## DATA SUPPLIED
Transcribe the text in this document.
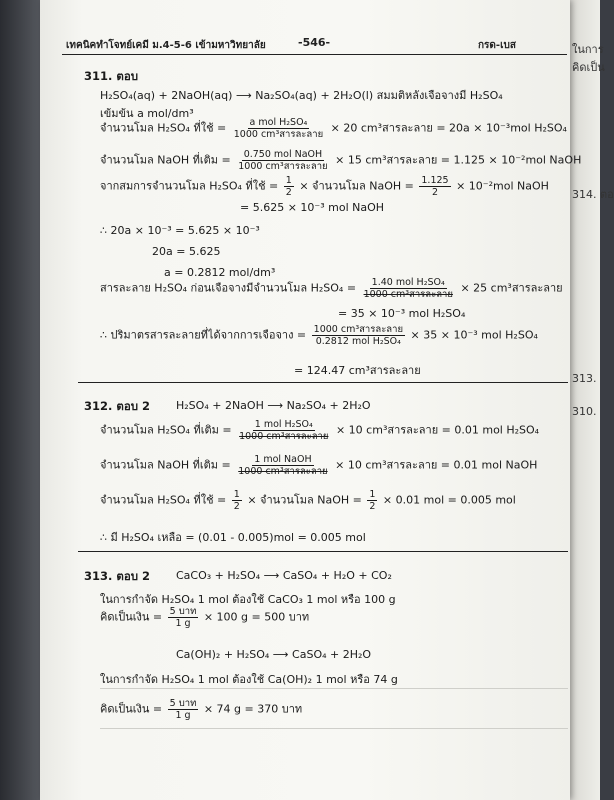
ในการ
คิดเป็น
314. ตอ
310.
313.
เทคนิคทำโจทย์เคมี ม.4-5-6 เข้ามหาวิทยาลัย	-546-	กรด-เบส
311. ตอบ
H₂SO₄(aq) + 2NaOH(aq) ⟶ Na₂SO₄(aq) + 2H₂O(l) สมมติหลังเจือจางมี H₂SO₄
เข้มข้น a mol/dm³
จำนวนโมล H₂SO₄ ที่ใช้ = $\frac{\text{a mol H₂SO₄}}{\text{1000 cm³สารละลาย}} \times 20$ cm³สารละลาย = 20a × 10⁻³mol H₂SO₄
จำนวนโมล NaOH ที่เติม = $\frac{\text{0.750 mol NaOH}}{\text{1000 cm³สารละลาย}} \times 15$ cm³สารละลาย = 1.125 × 10⁻²mol NaOH
จากสมการจำนวนโมล H₂SO₄ ที่ใช้ = $\frac{1}{2}$ × จำนวนโมล NaOH = $\frac{1.125}{2} \times 10^{-2}mol$ NaOH
= 5.625 × 10⁻³ mol NaOH
∴ 20a × 10⁻³ = 5.625 × 10⁻³
20a = 5.625
a = 0.2812 mol/dm³
สารละลาย H₂SO₄ ก่อนเจือจางมีจำนวนโมล $H_2SO_4 = \frac{\text{1.40 mol H₂SO₄}}{\text{1000 cm³สารละลาย}} \times 25$ cm³สารละลาย
= 35 × 10⁻³ mol H₂SO₄
∴ ปริมาตรสารละลายที่ได้จากการเจือจาง = $\frac{\text{1000 cm³สารละลาย}}{\text{0.2812 mol H₂SO₄}} \times 35 \times 10^{-3}$ mol H₂SO₄
= 124.47 cm³สารละลาย
312. ตอบ 2 H₂SO₄ + 2NaOH ⟶ Na₂SO₄ + 2H₂O
จำนวนโมล H₂SO₄ ที่เติม = $\frac{\text{1 mol H₂SO₄}}{\text{1000 cm³สารละลาย}} \times 10$ cm³สารละลาย = 0.01 mol H₂SO₄
จำนวนโมล NaOH ที่เติม = $\frac{\text{1 mol NaOH}}{\text{1000 cm³สารละลาย}} \times 10$ cm³สารละลาย = 0.01 mol NaOH
จำนวนโมล H₂SO₄ ที่ใช้ = $\frac{1}{2}$ × จำนวนโมล NaOH = $\frac{1}{2} \times 0.01$ mol = 0.005 mol
∴ มี H₂SO₄ เหลือ = (0.01 - 0.005)mol = 0.005 mol
313. ตอบ 2 CaCO₃ + H₂SO₄ ⟶ CaSO₄ + H₂O + CO₂
ในการกำจัด H₂SO₄ 1 mol ต้องใช้ CaCO₃ 1 mol หรือ 100 g
คิดเป็นเงิน = $\frac{\text{5 บาท}}{1 g} \times 100$ g = 500 บาท
Ca(OH)₂ + H₂SO₄ ⟶ CaSO₄ + 2H₂O
ในการกำจัด H₂SO₄ 1 mol ต้องใช้ Ca(OH)₂ 1 mol หรือ 74 g
คิดเป็นเงิน = $\frac{\text{5 บาท}}{1 g} \times 74$ g = 370 บาท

## WHAT IS ASKED
Without the pictures, write out every entry precisely as it appears.

## RESULT FOR THIS TASK
Transcribe the text in this document.
ในการ
คิดเป็น
314. ตอ
310.
313.
เทคนิคทำโจทย์เคมี ม.4-5-6 เข้ามหาวิทยาลัย	-546-	กรด-เบส
311. ตอบ
H₂SO₄(aq) + 2NaOH(aq) ⟶ Na₂SO₄(aq) + 2H₂O(l) สมมติหลังเจือจางมี H₂SO₄
เข้มข้น a mol/dm³
จำนวนโมล H₂SO₄ ที่ใช้ = $\frac{\text{a mol H₂SO₄}}{\text{1000 cm³สารละลาย}} \times 20$ cm³สารละลาย = 20a × 10⁻³mol H₂SO₄
จำนวนโมล NaOH ที่เติม = $\frac{\text{0.750 mol NaOH}}{\text{1000 cm³สารละลาย}} \times 15$ cm³สารละลาย = 1.125 × 10⁻²mol NaOH
จากสมการจำนวนโมล H₂SO₄ ที่ใช้ = $\frac{1}{2}$ × จำนวนโมล NaOH = $\frac{1.125}{2} \times 10^{-2}mol$ NaOH
= 5.625 × 10⁻³ mol NaOH
∴ 20a × 10⁻³ = 5.625 × 10⁻³
20a = 5.625
a = 0.2812 mol/dm³
สารละลาย H₂SO₄ ก่อนเจือจางมีจำนวนโมล $H_2SO_4 = \frac{\text{1.40 mol H₂SO₄}}{\text{1000 cm³สารละลาย}} \times 25$ cm³สารละลาย
= 35 × 10⁻³ mol H₂SO₄
∴ ปริมาตรสารละลายที่ได้จากการเจือจาง = $\frac{\text{1000 cm³สารละลาย}}{\text{0.2812 mol H₂SO₄}} \times 35 \times 10^{-3}$ mol H₂SO₄
= 124.47 cm³สารละลาย
312. ตอบ 2 H₂SO₄ + 2NaOH ⟶ Na₂SO₄ + 2H₂O
จำนวนโมล H₂SO₄ ที่เติม = $\frac{\text{1 mol H₂SO₄}}{\text{1000 cm³สารละลาย}} \times 10$ cm³สารละลาย = 0.01 mol H₂SO₄
จำนวนโมล NaOH ที่เติม = $\frac{\text{1 mol NaOH}}{\text{1000 cm³สารละลาย}} \times 10$ cm³สารละลาย = 0.01 mol NaOH
จำนวนโมล H₂SO₄ ที่ใช้ = $\frac{1}{2}$ × จำนวนโมล NaOH = $\frac{1}{2} \times 0.01$ mol = 0.005 mol
∴ มี H₂SO₄ เหลือ = (0.01 - 0.005)mol = 0.005 mol
313. ตอบ 2 CaCO₃ + H₂SO₄ ⟶ CaSO₄ + H₂O + CO₂
ในการกำจัด H₂SO₄ 1 mol ต้องใช้ CaCO₃ 1 mol หรือ 100 g
คิดเป็นเงิน = $\frac{\text{5 บาท}}{1 g} \times 100$ g = 500 บาท
Ca(OH)₂ + H₂SO₄ ⟶ CaSO₄ + 2H₂O
ในการกำจัด H₂SO₄ 1 mol ต้องใช้ Ca(OH)₂ 1 mol หรือ 74 g
คิดเป็นเงิน = $\frac{\text{5 บาท}}{1 g} \times 74$ g = 370 บาท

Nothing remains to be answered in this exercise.